____ Provided information

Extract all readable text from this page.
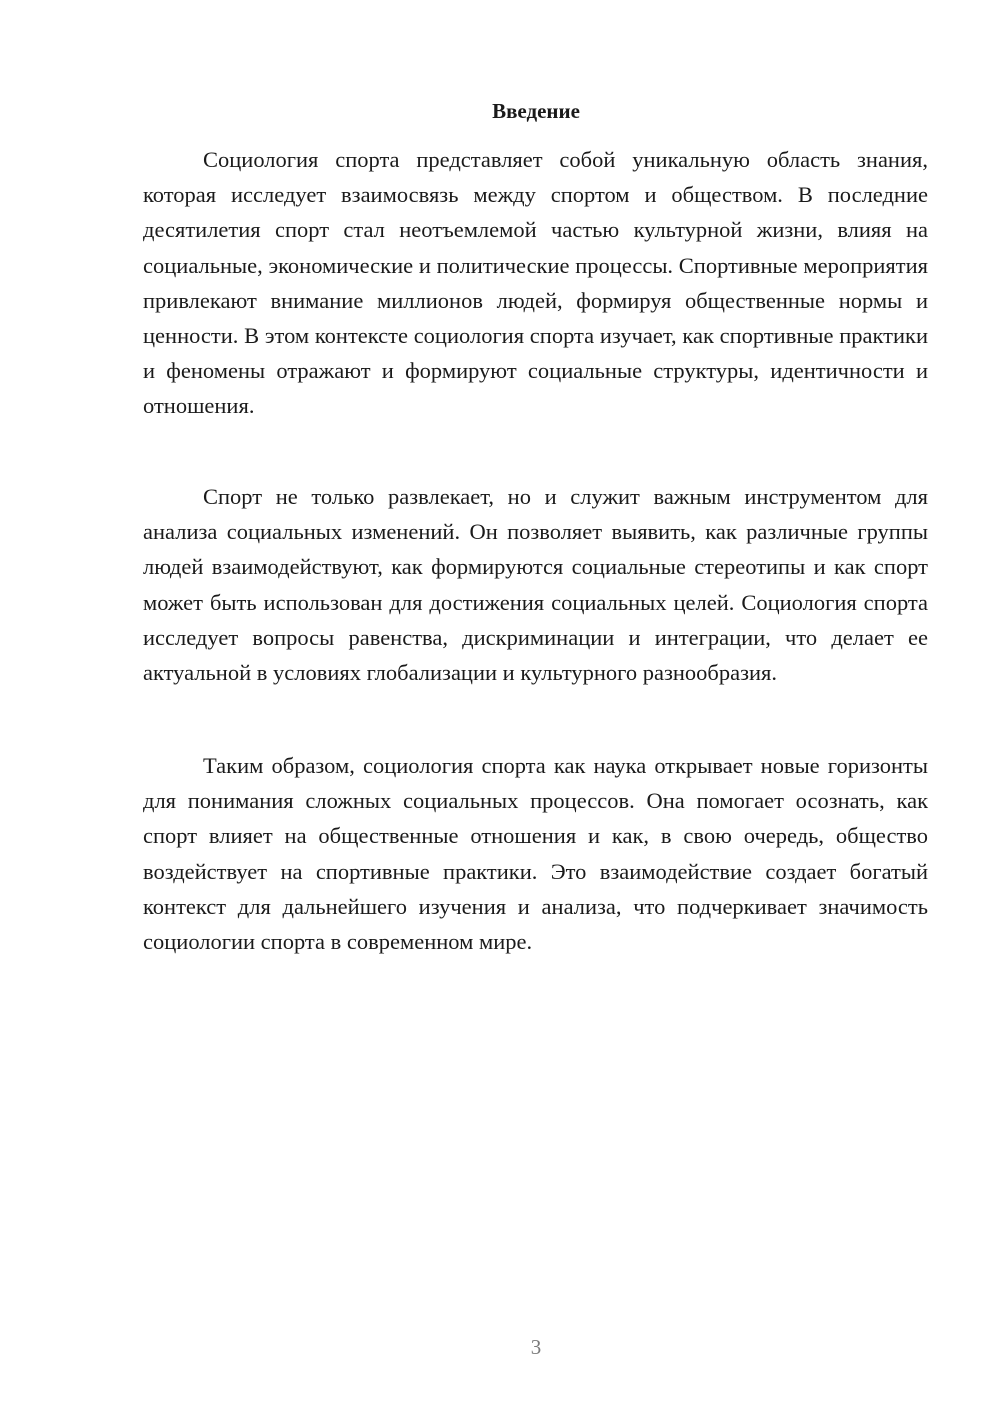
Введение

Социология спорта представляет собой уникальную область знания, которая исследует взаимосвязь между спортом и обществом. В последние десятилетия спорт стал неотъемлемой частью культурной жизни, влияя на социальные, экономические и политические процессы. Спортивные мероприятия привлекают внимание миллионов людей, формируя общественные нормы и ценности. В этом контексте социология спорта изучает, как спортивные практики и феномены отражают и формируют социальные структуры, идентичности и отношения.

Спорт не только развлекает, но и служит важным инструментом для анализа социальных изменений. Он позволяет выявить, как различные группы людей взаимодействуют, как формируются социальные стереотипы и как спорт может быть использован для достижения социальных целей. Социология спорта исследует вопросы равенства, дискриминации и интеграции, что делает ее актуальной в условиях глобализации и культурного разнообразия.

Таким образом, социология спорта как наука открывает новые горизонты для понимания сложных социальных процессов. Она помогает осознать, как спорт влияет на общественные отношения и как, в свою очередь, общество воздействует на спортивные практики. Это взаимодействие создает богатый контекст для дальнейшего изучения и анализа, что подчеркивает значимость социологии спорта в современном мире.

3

________
____ Provided information

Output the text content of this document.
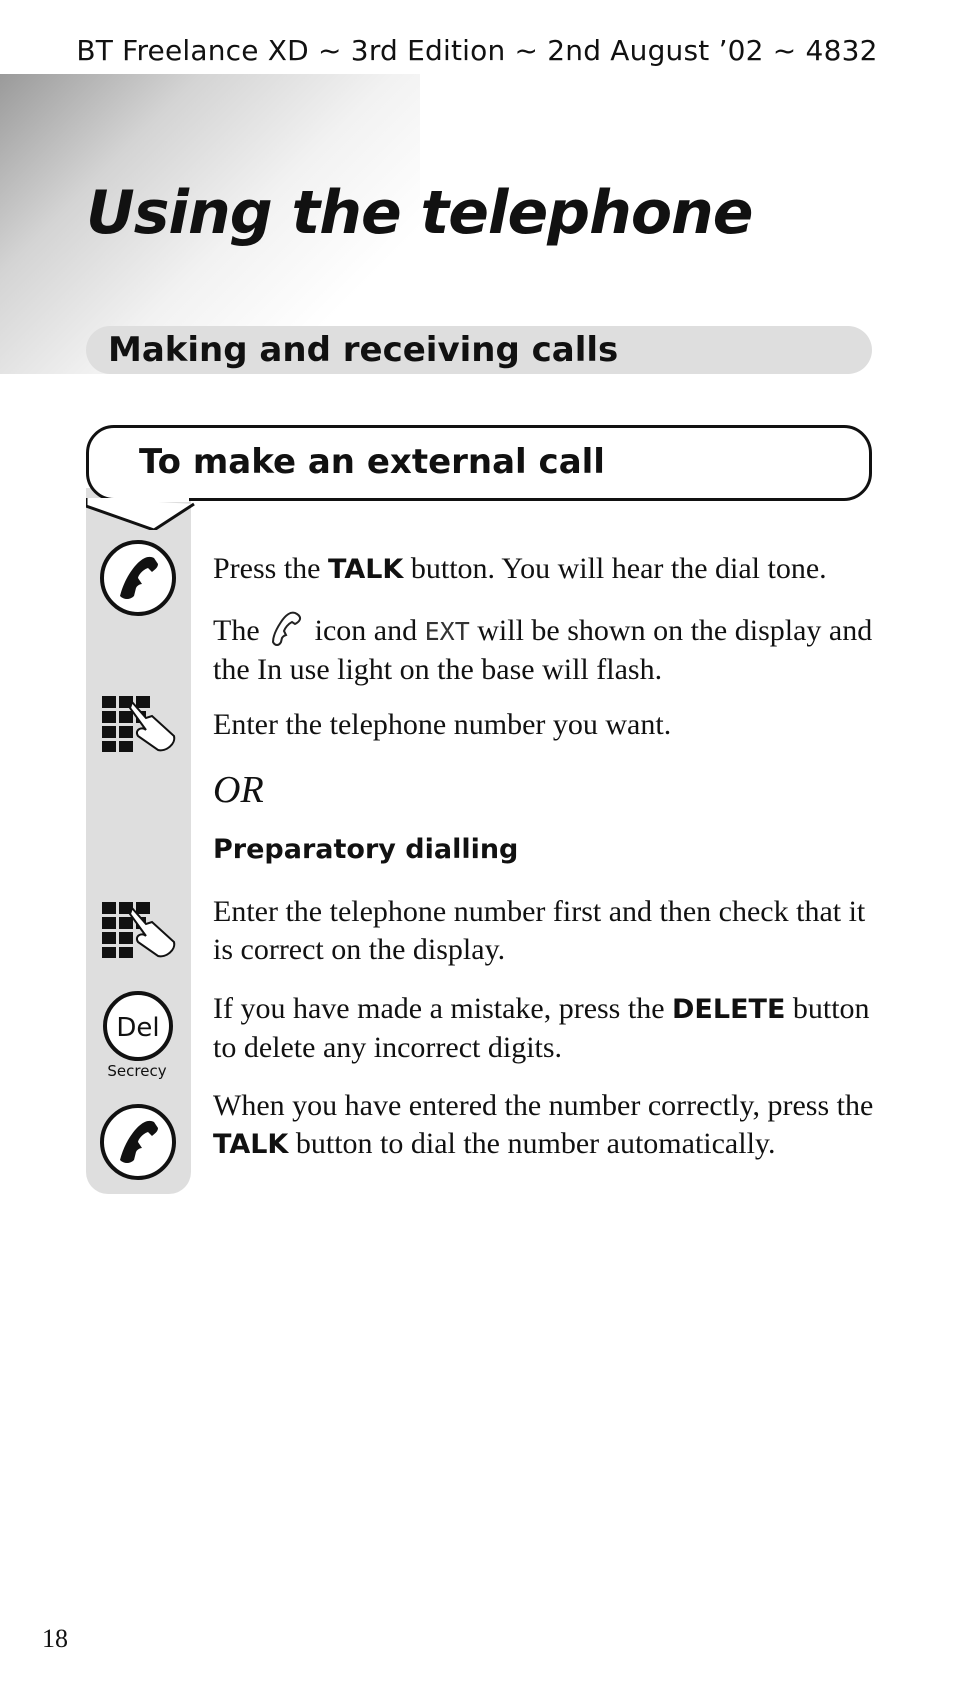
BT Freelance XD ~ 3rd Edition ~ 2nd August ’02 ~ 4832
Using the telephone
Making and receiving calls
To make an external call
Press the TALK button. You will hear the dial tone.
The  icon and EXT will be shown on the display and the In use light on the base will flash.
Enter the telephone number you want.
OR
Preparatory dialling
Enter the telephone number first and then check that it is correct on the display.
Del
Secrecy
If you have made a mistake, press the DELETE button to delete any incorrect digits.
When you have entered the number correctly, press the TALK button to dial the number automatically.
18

________

Above are some records. Report the number of their lines that include "telephone", and add nothing else.

• **Result for this exercise**
3